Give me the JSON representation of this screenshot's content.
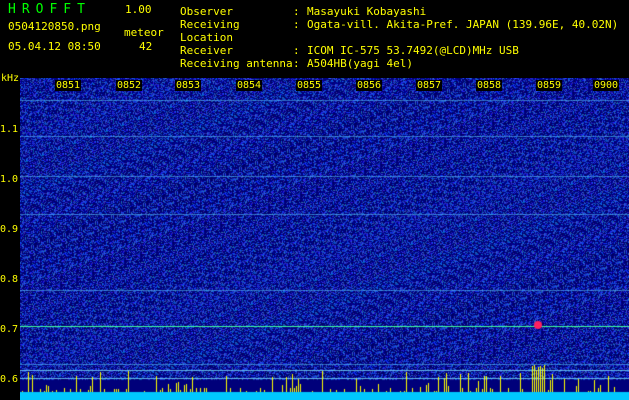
{
  "header": {
    "app_name": "HROFFT",
    "version": "1.00",
    "filename": "0504120850.png",
    "datetime": "05.04.12 08:50",
    "meteor_label": "meteor",
    "meteor_count": "42"
  },
  "info": [
    {
      "key": "Observer",
      "sep": ":",
      "value": "Masayuki Kobayashi"
    },
    {
      "key": "Receiving Location",
      "sep": ":",
      "value": "Ogata-vill. Akita-Pref. JAPAN (139.96E, 40.02N)"
    },
    {
      "key": "Receiver",
      "sep": ":",
      "value": "ICOM IC-575 53.7492(@LCD)MHz USB"
    },
    {
      "key": "Receiving antenna",
      "sep": ":",
      "value": "A504HB(yagi 4el)"
    }
  ],
  "spectrogram": {
    "unit": "kHz",
    "y_ticks": [
      "1.1",
      "1.0",
      "0.9",
      "0.8",
      "0.7",
      "0.6"
    ],
    "x_ticks": [
      "0851",
      "0852",
      "0853",
      "0854",
      "0855",
      "0856",
      "0857",
      "0858",
      "0859",
      "0900"
    ],
    "colors": {
      "background": "#00007a",
      "noise": "#1f3fff",
      "line": "#40ffa0",
      "meteor": "#ff2060",
      "bar": "#ffff00",
      "base": "#00c8ff"
    }
  }
}
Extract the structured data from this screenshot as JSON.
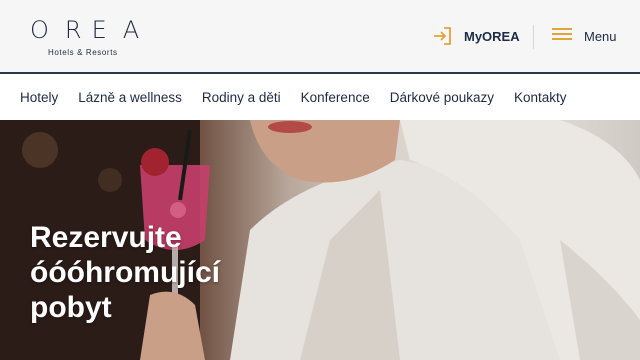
{
  "brand": {
    "wordmark": "OREA",
    "tagline": "Hotels & Resorts"
  },
  "header": {
    "myorea_label": "MyOREA",
    "myorea_icon": "login-icon",
    "menu_label": "Menu",
    "menu_icon": "hamburger-icon",
    "accent_color": "#e0a43a",
    "text_color": "#1f2b44"
  },
  "nav": {
    "items": [
      {
        "label": "Hotely"
      },
      {
        "label": "Lázně a wellness"
      },
      {
        "label": "Rodiny a děti"
      },
      {
        "label": "Konference"
      },
      {
        "label": "Dárkové poukazy"
      },
      {
        "label": "Kontakty"
      }
    ]
  },
  "hero": {
    "title_lines": [
      "Rezervujte",
      "óóóhromující",
      "pobyt"
    ]
  }
}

- - - -

[Given request]:
Images do not belong in the copy; reproduce all other parts of the records above verbatim.

[Complete response]:
Give me the JSON representation of this screenshot's content.
{
  "header": {
    "app_name": "HROFFT",
    "version": "1.00",
    "filename": "0504120850.png",
    "datetime": "05.04.12 08:50",
    "meteor_label": "meteor",
    "meteor_count": "42"
  },
  "info": [
    {
      "key": "Observer",
      "sep": ":",
      "value": "Masayuki Kobayashi"
    },
    {
      "key": "Receiving Location",
      "sep": ":",
      "value": "Ogata-vill. Akita-Pref. JAPAN (139.96E, 40.02N)"
    },
    {
      "key": "Receiver",
      "sep": ":",
      "value": "ICOM IC-575 53.7492(@LCD)MHz USB"
    },
    {
      "key": "Receiving antenna",
      "sep": ":",
      "value": "A504HB(yagi 4el)"
    }
  ],
  "spectrogram": {
    "unit": "kHz",
    "y_ticks": [
      "1.1",
      "1.0",
      "0.9",
      "0.8",
      "0.7",
      "0.6"
    ],
    "x_ticks": [
      "0851",
      "0852",
      "0853",
      "0854",
      "0855",
      "0856",
      "0857",
      "0858",
      "0859",
      "0900"
    ],
    "colors": {
      "background": "#00007a",
      "noise": "#1f3fff",
      "line": "#40ffa0",
      "meteor": "#ff2060",
      "bar": "#ffff00",
      "base": "#00c8ff"
    }
  }
}
Extract the structured data from this screenshot as JSON.
{
  "brand": {
    "wordmark": "OREA",
    "tagline": "Hotels & Resorts"
  },
  "header": {
    "myorea_label": "MyOREA",
    "myorea_icon": "login-icon",
    "menu_label": "Menu",
    "menu_icon": "hamburger-icon",
    "accent_color": "#e0a43a",
    "text_color": "#1f2b44"
  },
  "nav": {
    "items": [
      {
        "label": "Hotely"
      },
      {
        "label": "Lázně a wellness"
      },
      {
        "label": "Rodiny a děti"
      },
      {
        "label": "Konference"
      },
      {
        "label": "Dárkové poukazy"
      },
      {
        "label": "Kontakty"
      }
    ]
  },
  "hero": {
    "title_lines": [
      "Rezervujte",
      "óóóhromující",
      "pobyt"
    ]
  }
}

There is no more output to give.